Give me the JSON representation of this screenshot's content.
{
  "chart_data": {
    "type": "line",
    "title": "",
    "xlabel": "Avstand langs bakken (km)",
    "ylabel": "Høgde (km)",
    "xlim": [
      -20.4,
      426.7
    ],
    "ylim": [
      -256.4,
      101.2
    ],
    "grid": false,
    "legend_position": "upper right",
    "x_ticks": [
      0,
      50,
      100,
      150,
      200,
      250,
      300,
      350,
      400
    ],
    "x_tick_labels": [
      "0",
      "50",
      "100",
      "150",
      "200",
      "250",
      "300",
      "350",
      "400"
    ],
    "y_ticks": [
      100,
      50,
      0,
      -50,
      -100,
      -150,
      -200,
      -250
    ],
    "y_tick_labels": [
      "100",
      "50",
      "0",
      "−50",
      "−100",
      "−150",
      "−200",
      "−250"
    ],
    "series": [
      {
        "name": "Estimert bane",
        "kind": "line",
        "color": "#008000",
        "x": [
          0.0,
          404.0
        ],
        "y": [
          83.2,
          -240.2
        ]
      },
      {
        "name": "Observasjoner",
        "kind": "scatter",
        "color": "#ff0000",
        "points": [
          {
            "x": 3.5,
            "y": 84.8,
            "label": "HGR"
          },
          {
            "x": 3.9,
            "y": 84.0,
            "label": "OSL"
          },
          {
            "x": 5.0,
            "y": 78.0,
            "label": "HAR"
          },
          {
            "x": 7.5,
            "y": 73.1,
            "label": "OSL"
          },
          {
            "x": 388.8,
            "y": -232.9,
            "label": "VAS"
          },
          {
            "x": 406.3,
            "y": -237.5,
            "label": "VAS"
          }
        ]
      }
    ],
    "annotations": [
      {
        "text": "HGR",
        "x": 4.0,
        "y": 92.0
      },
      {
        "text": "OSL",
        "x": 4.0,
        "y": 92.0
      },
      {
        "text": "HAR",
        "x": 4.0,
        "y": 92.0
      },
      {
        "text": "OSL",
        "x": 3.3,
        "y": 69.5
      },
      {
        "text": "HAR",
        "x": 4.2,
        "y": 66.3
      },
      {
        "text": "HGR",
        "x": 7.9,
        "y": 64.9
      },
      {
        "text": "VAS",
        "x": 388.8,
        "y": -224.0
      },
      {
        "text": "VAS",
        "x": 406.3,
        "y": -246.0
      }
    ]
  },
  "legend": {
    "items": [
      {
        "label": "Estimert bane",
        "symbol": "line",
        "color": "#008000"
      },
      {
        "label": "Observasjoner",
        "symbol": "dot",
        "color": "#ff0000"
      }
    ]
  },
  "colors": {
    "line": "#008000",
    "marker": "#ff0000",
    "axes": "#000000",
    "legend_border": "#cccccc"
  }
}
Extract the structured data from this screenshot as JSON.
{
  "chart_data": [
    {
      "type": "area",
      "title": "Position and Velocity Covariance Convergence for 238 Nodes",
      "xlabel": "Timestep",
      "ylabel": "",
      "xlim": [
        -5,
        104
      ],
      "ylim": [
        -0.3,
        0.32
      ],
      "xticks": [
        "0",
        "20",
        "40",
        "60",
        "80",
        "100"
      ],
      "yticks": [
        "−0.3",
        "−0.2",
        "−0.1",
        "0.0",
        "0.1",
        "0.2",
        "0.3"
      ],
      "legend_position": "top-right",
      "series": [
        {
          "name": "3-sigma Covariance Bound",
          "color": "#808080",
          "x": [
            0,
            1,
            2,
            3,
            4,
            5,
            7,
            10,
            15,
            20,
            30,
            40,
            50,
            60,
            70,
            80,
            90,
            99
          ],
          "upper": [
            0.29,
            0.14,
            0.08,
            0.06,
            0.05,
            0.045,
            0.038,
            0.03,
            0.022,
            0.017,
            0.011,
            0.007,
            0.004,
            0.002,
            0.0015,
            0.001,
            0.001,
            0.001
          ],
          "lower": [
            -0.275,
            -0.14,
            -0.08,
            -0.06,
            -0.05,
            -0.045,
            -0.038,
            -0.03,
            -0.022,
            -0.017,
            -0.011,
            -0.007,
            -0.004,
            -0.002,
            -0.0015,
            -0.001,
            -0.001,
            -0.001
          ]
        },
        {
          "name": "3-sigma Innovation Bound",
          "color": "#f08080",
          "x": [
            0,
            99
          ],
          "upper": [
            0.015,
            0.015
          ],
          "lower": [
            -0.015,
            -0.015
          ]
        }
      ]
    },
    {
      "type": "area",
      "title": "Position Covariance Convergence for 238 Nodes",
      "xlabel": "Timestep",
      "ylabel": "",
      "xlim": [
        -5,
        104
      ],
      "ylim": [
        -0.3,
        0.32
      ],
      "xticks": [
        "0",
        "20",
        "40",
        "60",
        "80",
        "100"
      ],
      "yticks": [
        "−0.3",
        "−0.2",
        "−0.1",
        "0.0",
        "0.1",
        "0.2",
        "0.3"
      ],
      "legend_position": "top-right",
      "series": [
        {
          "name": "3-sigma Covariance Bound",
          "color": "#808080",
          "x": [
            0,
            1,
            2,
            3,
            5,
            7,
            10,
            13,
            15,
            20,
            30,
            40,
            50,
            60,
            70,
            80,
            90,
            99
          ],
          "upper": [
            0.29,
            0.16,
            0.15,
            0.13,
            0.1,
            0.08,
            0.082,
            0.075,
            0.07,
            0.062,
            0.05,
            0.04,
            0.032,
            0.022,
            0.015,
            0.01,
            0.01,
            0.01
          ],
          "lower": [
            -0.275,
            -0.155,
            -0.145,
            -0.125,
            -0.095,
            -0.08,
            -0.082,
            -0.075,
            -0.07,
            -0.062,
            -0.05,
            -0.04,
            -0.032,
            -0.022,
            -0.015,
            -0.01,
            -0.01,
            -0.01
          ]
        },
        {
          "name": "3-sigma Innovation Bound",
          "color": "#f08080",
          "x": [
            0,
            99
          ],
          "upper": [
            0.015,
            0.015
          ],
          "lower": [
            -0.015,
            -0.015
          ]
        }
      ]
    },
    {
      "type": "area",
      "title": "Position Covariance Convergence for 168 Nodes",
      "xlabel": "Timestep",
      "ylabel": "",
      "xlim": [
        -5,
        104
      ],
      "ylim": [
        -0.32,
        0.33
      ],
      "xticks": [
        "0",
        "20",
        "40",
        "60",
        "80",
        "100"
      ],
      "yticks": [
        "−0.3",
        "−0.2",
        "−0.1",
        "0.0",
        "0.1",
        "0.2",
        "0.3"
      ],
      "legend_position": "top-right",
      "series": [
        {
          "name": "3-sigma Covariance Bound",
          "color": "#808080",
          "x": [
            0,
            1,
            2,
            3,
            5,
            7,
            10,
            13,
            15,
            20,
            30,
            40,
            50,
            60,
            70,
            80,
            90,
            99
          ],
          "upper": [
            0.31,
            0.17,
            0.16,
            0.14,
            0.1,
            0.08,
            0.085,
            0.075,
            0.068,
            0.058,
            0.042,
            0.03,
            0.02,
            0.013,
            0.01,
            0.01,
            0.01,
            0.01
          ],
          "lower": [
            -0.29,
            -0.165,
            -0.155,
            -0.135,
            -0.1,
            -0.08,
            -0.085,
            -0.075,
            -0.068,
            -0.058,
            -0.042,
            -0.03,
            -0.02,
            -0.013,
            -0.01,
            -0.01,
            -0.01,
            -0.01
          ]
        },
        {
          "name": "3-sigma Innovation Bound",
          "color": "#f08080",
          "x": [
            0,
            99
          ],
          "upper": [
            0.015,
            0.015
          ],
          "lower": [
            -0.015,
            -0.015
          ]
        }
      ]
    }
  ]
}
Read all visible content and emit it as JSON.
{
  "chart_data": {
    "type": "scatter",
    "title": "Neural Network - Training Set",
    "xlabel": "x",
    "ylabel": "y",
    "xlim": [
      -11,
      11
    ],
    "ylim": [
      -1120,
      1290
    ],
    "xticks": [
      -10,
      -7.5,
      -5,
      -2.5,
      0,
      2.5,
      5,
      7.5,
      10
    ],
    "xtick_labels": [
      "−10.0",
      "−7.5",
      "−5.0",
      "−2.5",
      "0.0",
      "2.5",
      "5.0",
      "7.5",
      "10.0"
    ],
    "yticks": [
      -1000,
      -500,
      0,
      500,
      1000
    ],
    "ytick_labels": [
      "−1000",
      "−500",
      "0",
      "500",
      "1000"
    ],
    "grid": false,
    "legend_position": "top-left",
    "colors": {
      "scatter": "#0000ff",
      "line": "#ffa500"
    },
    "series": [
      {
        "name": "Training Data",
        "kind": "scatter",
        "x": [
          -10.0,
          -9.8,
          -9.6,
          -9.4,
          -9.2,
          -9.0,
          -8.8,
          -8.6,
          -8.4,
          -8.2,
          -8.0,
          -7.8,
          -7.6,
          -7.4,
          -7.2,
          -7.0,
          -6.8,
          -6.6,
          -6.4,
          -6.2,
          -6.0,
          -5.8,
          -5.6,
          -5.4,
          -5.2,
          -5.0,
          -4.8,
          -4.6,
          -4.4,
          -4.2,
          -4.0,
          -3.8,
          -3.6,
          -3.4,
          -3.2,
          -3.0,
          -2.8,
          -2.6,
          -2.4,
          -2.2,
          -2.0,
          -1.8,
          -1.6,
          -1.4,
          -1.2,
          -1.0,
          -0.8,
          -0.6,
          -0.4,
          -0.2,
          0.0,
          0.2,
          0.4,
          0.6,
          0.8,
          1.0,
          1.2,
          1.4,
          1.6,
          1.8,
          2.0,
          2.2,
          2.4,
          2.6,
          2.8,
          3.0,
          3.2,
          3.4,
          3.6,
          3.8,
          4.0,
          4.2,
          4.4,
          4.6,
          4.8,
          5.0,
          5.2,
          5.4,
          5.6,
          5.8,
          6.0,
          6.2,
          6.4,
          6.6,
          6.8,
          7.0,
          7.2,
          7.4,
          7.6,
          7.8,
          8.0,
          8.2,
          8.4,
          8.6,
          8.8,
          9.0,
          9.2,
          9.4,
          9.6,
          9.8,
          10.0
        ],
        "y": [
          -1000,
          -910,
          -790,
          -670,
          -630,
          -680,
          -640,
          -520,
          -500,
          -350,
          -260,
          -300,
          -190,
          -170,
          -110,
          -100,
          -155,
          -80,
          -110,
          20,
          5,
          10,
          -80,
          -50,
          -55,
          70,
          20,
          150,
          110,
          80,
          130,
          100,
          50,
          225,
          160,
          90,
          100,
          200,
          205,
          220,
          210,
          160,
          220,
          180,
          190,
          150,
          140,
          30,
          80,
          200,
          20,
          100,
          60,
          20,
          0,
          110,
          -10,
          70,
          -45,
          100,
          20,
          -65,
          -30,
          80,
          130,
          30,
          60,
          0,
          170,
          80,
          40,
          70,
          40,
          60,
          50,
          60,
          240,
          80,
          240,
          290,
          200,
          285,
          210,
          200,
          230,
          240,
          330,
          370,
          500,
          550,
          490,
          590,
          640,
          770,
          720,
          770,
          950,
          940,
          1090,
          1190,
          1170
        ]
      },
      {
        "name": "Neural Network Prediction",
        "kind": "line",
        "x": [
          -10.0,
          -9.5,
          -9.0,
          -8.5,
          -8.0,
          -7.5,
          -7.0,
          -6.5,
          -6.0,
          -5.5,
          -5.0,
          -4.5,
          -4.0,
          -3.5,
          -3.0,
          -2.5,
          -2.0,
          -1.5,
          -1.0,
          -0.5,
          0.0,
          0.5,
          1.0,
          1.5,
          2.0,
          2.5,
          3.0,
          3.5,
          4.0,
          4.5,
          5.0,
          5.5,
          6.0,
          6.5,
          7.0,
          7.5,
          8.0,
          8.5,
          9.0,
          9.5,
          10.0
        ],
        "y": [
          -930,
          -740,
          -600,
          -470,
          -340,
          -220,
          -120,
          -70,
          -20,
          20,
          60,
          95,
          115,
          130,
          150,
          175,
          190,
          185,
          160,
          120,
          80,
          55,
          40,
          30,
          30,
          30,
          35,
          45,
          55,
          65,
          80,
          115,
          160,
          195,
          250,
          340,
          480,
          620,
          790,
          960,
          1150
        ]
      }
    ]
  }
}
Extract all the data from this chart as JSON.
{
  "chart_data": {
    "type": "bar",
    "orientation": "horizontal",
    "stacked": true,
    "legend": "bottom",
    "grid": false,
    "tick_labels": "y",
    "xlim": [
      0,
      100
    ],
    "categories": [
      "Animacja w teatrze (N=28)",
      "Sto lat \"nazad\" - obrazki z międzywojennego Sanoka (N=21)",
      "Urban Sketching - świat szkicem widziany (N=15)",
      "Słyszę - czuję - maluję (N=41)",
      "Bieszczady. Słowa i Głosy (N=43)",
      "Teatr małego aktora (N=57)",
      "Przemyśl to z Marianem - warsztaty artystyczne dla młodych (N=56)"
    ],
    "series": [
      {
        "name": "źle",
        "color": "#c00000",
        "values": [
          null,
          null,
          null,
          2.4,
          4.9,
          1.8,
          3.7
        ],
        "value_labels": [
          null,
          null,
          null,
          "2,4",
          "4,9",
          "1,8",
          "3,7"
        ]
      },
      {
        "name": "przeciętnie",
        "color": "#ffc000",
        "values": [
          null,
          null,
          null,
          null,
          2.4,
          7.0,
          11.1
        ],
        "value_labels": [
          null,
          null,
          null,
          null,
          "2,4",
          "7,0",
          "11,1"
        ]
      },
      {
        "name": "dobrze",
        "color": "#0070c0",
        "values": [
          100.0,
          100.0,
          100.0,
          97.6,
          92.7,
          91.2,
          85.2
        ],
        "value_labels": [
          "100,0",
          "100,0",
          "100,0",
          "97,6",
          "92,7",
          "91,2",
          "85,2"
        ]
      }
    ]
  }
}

+ + + +

- AIM -
Nothing but the lines from the one with "Extract all the data from this chart as JSON." through the end of the data above should be repeated, each exactly as it stands.

- WRITTEN REPLY -
Extract all the data from this chart as JSON.
{
  "chart_data": {
    "type": "bar",
    "orientation": "horizontal",
    "stacked": true,
    "legend": "bottom",
    "grid": false,
    "tick_labels": "y",
    "xlim": [
      0,
      100
    ],
    "categories": [
      "Animacja w teatrze (N=28)",
      "Sto lat \"nazad\" - obrazki z międzywojennego Sanoka (N=21)",
      "Urban Sketching - świat szkicem widziany (N=15)",
      "Słyszę - czuję - maluję (N=41)",
      "Bieszczady. Słowa i Głosy (N=43)",
      "Teatr małego aktora (N=57)",
      "Przemyśl to z Marianem - warsztaty artystyczne dla młodych (N=56)"
    ],
    "series": [
      {
        "name": "źle",
        "color": "#c00000",
        "values": [
          null,
          null,
          null,
          2.4,
          4.9,
          1.8,
          3.7
        ],
        "value_labels": [
          null,
          null,
          null,
          "2,4",
          "4,9",
          "1,8",
          "3,7"
        ]
      },
      {
        "name": "przeciętnie",
        "color": "#ffc000",
        "values": [
          null,
          null,
          null,
          null,
          2.4,
          7.0,
          11.1
        ],
        "value_labels": [
          null,
          null,
          null,
          null,
          "2,4",
          "7,0",
          "11,1"
        ]
      },
      {
        "name": "dobrze",
        "color": "#0070c0",
        "values": [
          100.0,
          100.0,
          100.0,
          97.6,
          92.7,
          91.2,
          85.2
        ],
        "value_labels": [
          "100,0",
          "100,0",
          "100,0",
          "97,6",
          "92,7",
          "91,2",
          "85,2"
        ]
      }
    ]
  }
}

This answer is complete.